WHAT THE TASK ASKS: Scan the listing below. Report each line that includes "entered".

[Stored data]
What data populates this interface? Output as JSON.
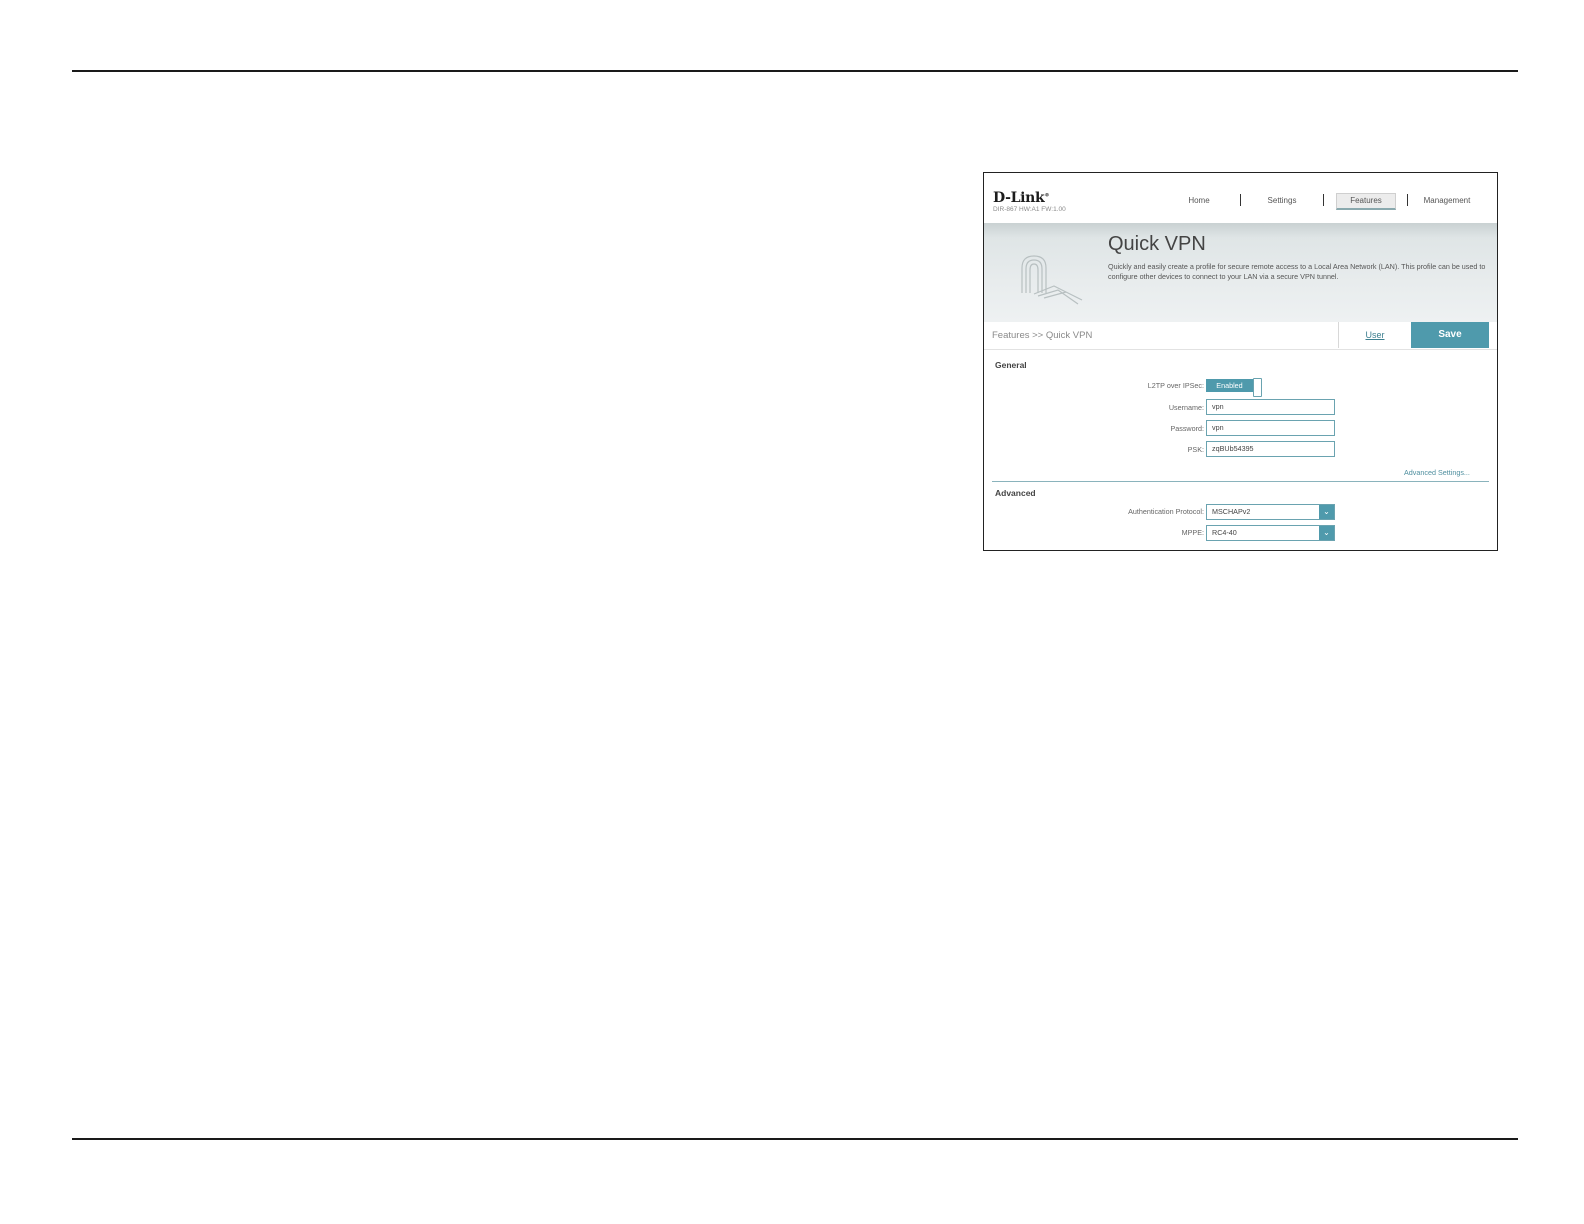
{
  "app": {
    "logo": "D-Link",
    "model": "DIR-867 HW:A1 FW:1.00"
  },
  "nav": {
    "home": "Home",
    "settings": "Settings",
    "features": "Features",
    "management": "Management"
  },
  "banner": {
    "title": "Quick VPN",
    "description": "Quickly and easily create a profile for secure remote access to a Local Area Network (LAN). This profile can be used to configure other devices to connect to your LAN via a secure VPN tunnel."
  },
  "breadcrumb": "Features >> Quick VPN",
  "actions": {
    "user": "User",
    "save": "Save"
  },
  "general": {
    "title": "General",
    "l2tp_label": "L2TP over IPSec:",
    "l2tp_value": "Enabled",
    "username_label": "Username:",
    "username_value": "vpn",
    "password_label": "Password:",
    "password_value": "vpn",
    "psk_label": "PSK:",
    "psk_value": "zqBUb54395",
    "advanced_link": "Advanced Settings..."
  },
  "advanced": {
    "title": "Advanced",
    "auth_label": "Authentication Protocol:",
    "auth_value": "MSCHAPv2",
    "mppe_label": "MPPE:",
    "mppe_value": "RC4-40"
  },
  "colors": {
    "accent": "#4f9aac",
    "link": "#3d7f8f"
  }
}
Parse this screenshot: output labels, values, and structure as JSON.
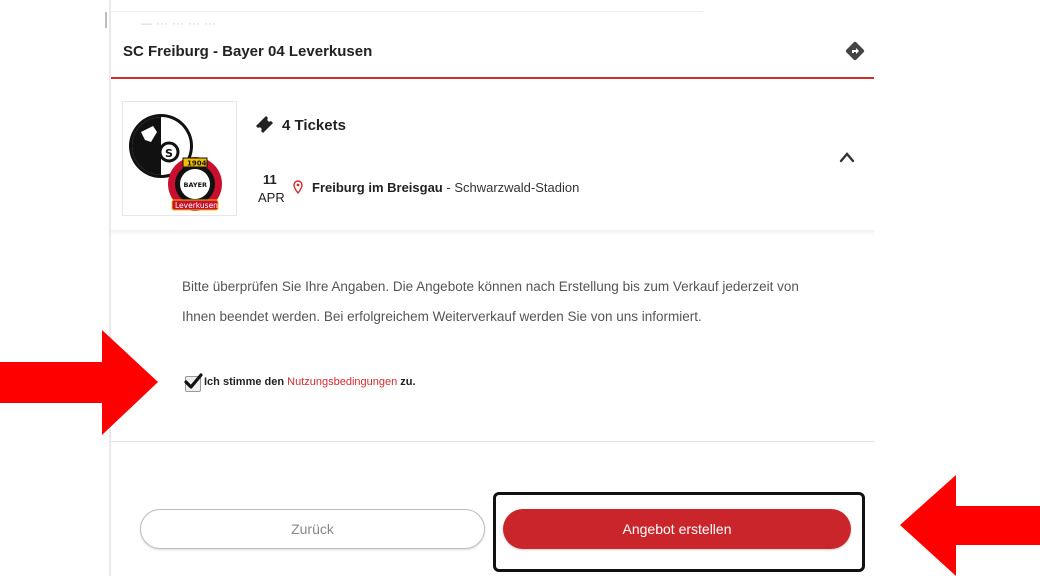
{
  "header": {
    "ghost_text": "— ··· ··· ··· ···",
    "event_title": "SC Freiburg - Bayer 04 Leverkusen"
  },
  "icons": {
    "directions": "directions-icon",
    "ticket": "ticket-icon",
    "pin": "map-pin-icon",
    "chevron": "chevron-up-icon",
    "check": "check-icon"
  },
  "listing": {
    "ticket_count": "4 Tickets",
    "date_day": "11",
    "date_month": "APR",
    "city": "Freiburg im Breisgau",
    "venue_separator": " - ",
    "stadium": "Schwarzwald-Stadion",
    "logo_badge_year": "1904",
    "logo_badge_name": "BAYER",
    "logo_ribbon": "Leverkusen"
  },
  "notice": {
    "text": "Bitte überprüfen Sie Ihre Angaben. Die Angebote können nach Erstellung bis zum Verkauf jederzeit von Ihnen beendet werden. Bei erfolgreichem Weiterverkauf werden Sie von uns informiert."
  },
  "terms": {
    "prefix": "Ich stimme den ",
    "link": "Nutzungsbedingungen",
    "suffix": " zu.",
    "checked": true
  },
  "actions": {
    "back_label": "Zurück",
    "create_label": "Angebot erstellen"
  },
  "colors": {
    "accent_red": "#c9252b",
    "rule_red": "#d42b2b",
    "annotation_arrow": "#ff0000"
  }
}
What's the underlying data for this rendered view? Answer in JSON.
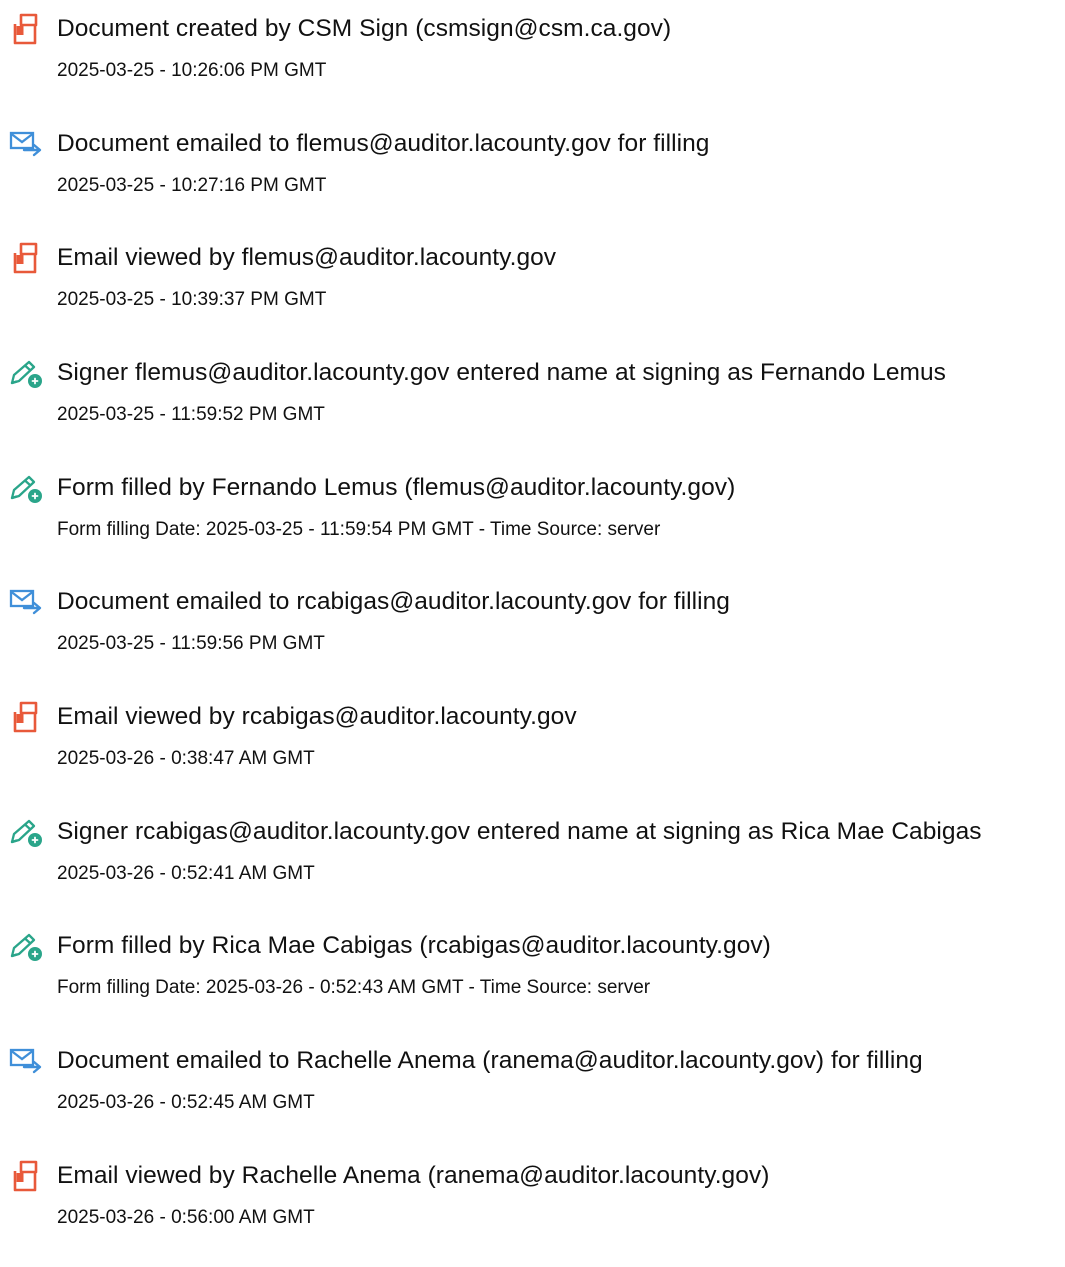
{
  "colors": {
    "doc_icon": "#e8593a",
    "mail_icon": "#3f8fd9",
    "sign_icon": "#2aa58a"
  },
  "events": [
    {
      "icon": "document-icon",
      "title": "Document created by CSM Sign (csmsign@csm.ca.gov)",
      "detail": "2025-03-25 - 10:26:06 PM GMT"
    },
    {
      "icon": "email-sent-icon",
      "title": "Document emailed to flemus@auditor.lacounty.gov for filling",
      "detail": "2025-03-25 - 10:27:16 PM GMT"
    },
    {
      "icon": "document-icon",
      "title": "Email viewed by flemus@auditor.lacounty.gov",
      "detail": "2025-03-25 - 10:39:37 PM GMT"
    },
    {
      "icon": "signature-pen-icon",
      "title": "Signer flemus@auditor.lacounty.gov entered name at signing as Fernando Lemus",
      "detail": "2025-03-25 - 11:59:52 PM GMT"
    },
    {
      "icon": "signature-pen-icon",
      "title": "Form filled by Fernando Lemus (flemus@auditor.lacounty.gov)",
      "detail": "Form filling Date: 2025-03-25 - 11:59:54 PM GMT - Time Source: server"
    },
    {
      "icon": "email-sent-icon",
      "title": "Document emailed to rcabigas@auditor.lacounty.gov for filling",
      "detail": "2025-03-25 - 11:59:56 PM GMT"
    },
    {
      "icon": "document-icon",
      "title": "Email viewed by rcabigas@auditor.lacounty.gov",
      "detail": "2025-03-26 - 0:38:47 AM GMT"
    },
    {
      "icon": "signature-pen-icon",
      "title": "Signer rcabigas@auditor.lacounty.gov entered name at signing as Rica Mae Cabigas",
      "detail": "2025-03-26 - 0:52:41 AM GMT"
    },
    {
      "icon": "signature-pen-icon",
      "title": "Form filled by Rica Mae Cabigas (rcabigas@auditor.lacounty.gov)",
      "detail": "Form filling Date: 2025-03-26 - 0:52:43 AM GMT - Time Source: server"
    },
    {
      "icon": "email-sent-icon",
      "title": "Document emailed to Rachelle Anema (ranema@auditor.lacounty.gov) for filling",
      "detail": "2025-03-26 - 0:52:45 AM GMT"
    },
    {
      "icon": "document-icon",
      "title": "Email viewed by Rachelle Anema (ranema@auditor.lacounty.gov)",
      "detail": "2025-03-26 - 0:56:00 AM GMT"
    }
  ]
}
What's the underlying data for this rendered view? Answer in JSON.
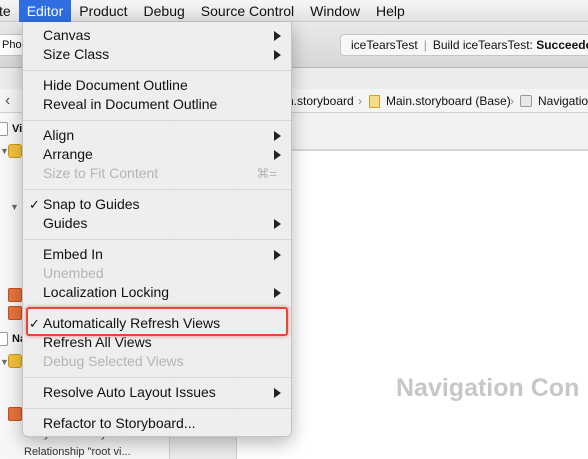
{
  "menubar": {
    "items": [
      {
        "label": "te",
        "active": false
      },
      {
        "label": "Editor",
        "active": true
      },
      {
        "label": "Product",
        "active": false
      },
      {
        "label": "Debug",
        "active": false
      },
      {
        "label": "Source Control",
        "active": false
      },
      {
        "label": "Window",
        "active": false
      },
      {
        "label": "Help",
        "active": false
      }
    ]
  },
  "toolbar": {
    "scheme_label": "Phon",
    "activity_project": "iceTearsTest",
    "activity_status_prefix": "Build iceTearsTest:",
    "activity_status": "Succeeded"
  },
  "jumpbar": {
    "back_icon": "chevron-left-icon",
    "crumb_1": "n.storyboard",
    "crumb_2": "Main.storyboard (Base)",
    "crumb_3": "Navigatio"
  },
  "outline": {
    "row_1": "Vi",
    "row_2": "Na",
    "row_3": "Relationship \"root vi...",
    "row_4": "Storyboard Entry Poi..."
  },
  "canvas": {
    "title": "Navigation Con"
  },
  "editor_menu": {
    "items": {
      "canvas": {
        "label": "Canvas",
        "submenu": true,
        "enabled": true
      },
      "size_class": {
        "label": "Size Class",
        "submenu": true,
        "enabled": true
      },
      "hide_outline": {
        "label": "Hide Document Outline",
        "enabled": true
      },
      "reveal_outline": {
        "label": "Reveal in Document Outline",
        "enabled": true
      },
      "align": {
        "label": "Align",
        "submenu": true,
        "enabled": true
      },
      "arrange": {
        "label": "Arrange",
        "submenu": true,
        "enabled": true
      },
      "size_to_fit": {
        "label": "Size to Fit Content",
        "shortcut": "⌘=",
        "enabled": false
      },
      "snap_to_guides": {
        "label": "Snap to Guides",
        "checked": true,
        "enabled": true
      },
      "guides": {
        "label": "Guides",
        "submenu": true,
        "enabled": true
      },
      "embed_in": {
        "label": "Embed In",
        "submenu": true,
        "enabled": true
      },
      "unembed": {
        "label": "Unembed",
        "enabled": false
      },
      "localization_locking": {
        "label": "Localization Locking",
        "submenu": true,
        "enabled": true
      },
      "auto_refresh": {
        "label": "Automatically Refresh Views",
        "checked": true,
        "enabled": true
      },
      "refresh_all": {
        "label": "Refresh All Views",
        "enabled": true
      },
      "debug_selected": {
        "label": "Debug Selected Views",
        "enabled": false
      },
      "resolve_auto_layout": {
        "label": "Resolve Auto Layout Issues",
        "submenu": true,
        "enabled": true
      },
      "refactor": {
        "label": "Refactor to Storyboard...",
        "enabled": true
      }
    },
    "checkmark": "✓"
  },
  "colors": {
    "menu_highlight": "#2f6ee0",
    "annotation_box": "#e8443a",
    "disabled_text": "#b4b4b4"
  }
}
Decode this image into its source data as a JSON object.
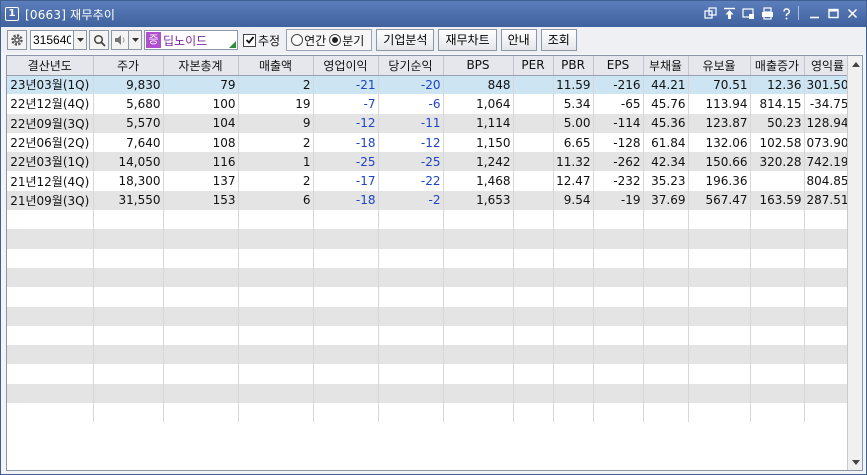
{
  "window": {
    "number": "1",
    "code": "[0663]",
    "title": "재무추이"
  },
  "toolbar": {
    "stock_code": "315640",
    "stock_badge": "증",
    "stock_name": "딥노이드",
    "estimate_label": "추정",
    "estimate_checked": true,
    "annual_label": "연간",
    "quarter_label": "분기",
    "selected_period": "quarter",
    "buttons": [
      "기업분석",
      "재무차트",
      "안내",
      "조회"
    ]
  },
  "table": {
    "columns": [
      "결산년도",
      "주가",
      "자본총계",
      "매출액",
      "영업이익",
      "당기순익",
      "BPS",
      "PER",
      "PBR",
      "EPS",
      "부채율",
      "유보율",
      "매출증가",
      "영익률"
    ],
    "rows": [
      [
        "23년03월(1Q)",
        "9,830",
        "79",
        "2",
        "-21",
        "-20",
        "848",
        "",
        "11.59",
        "-216",
        "44.21",
        "70.51",
        "12.36",
        "301.50"
      ],
      [
        "22년12월(4Q)",
        "5,680",
        "100",
        "19",
        "-7",
        "-6",
        "1,064",
        "",
        "5.34",
        "-65",
        "45.76",
        "113.94",
        "814.15",
        "-34.75"
      ],
      [
        "22년09월(3Q)",
        "5,570",
        "104",
        "9",
        "-12",
        "-11",
        "1,114",
        "",
        "5.00",
        "-114",
        "45.36",
        "123.87",
        "50.23",
        "128.94"
      ],
      [
        "22년06월(2Q)",
        "7,640",
        "108",
        "2",
        "-18",
        "-12",
        "1,150",
        "",
        "6.65",
        "-128",
        "61.84",
        "132.06",
        "102.58",
        "073.90"
      ],
      [
        "22년03월(1Q)",
        "14,050",
        "116",
        "1",
        "-25",
        "-25",
        "1,242",
        "",
        "11.32",
        "-262",
        "42.34",
        "150.66",
        "320.28",
        "742.19"
      ],
      [
        "21년12월(4Q)",
        "18,300",
        "137",
        "2",
        "-17",
        "-22",
        "1,468",
        "",
        "12.47",
        "-232",
        "35.23",
        "196.36",
        "",
        "804.85"
      ],
      [
        "21년09월(3Q)",
        "31,550",
        "153",
        "6",
        "-18",
        "-2",
        "1,653",
        "",
        "9.54",
        "-19",
        "37.69",
        "567.47",
        "163.59",
        "287.51"
      ]
    ],
    "blue_columns": [
      4,
      5
    ]
  },
  "colors": {
    "title_bar": "#4a6dab",
    "selected_row": "#cde4f3",
    "negative_text": "#1c44c7",
    "stock_badge": "#b04fd0"
  }
}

TASK RESULT:
      "title": "Signer flemus@auditor.lacounty.gov entered name at signing as Fernando Lemus",
      "title": "Signer rcabigas@auditor.lacounty.gov entered name at signing as Rica Mae Cabigas",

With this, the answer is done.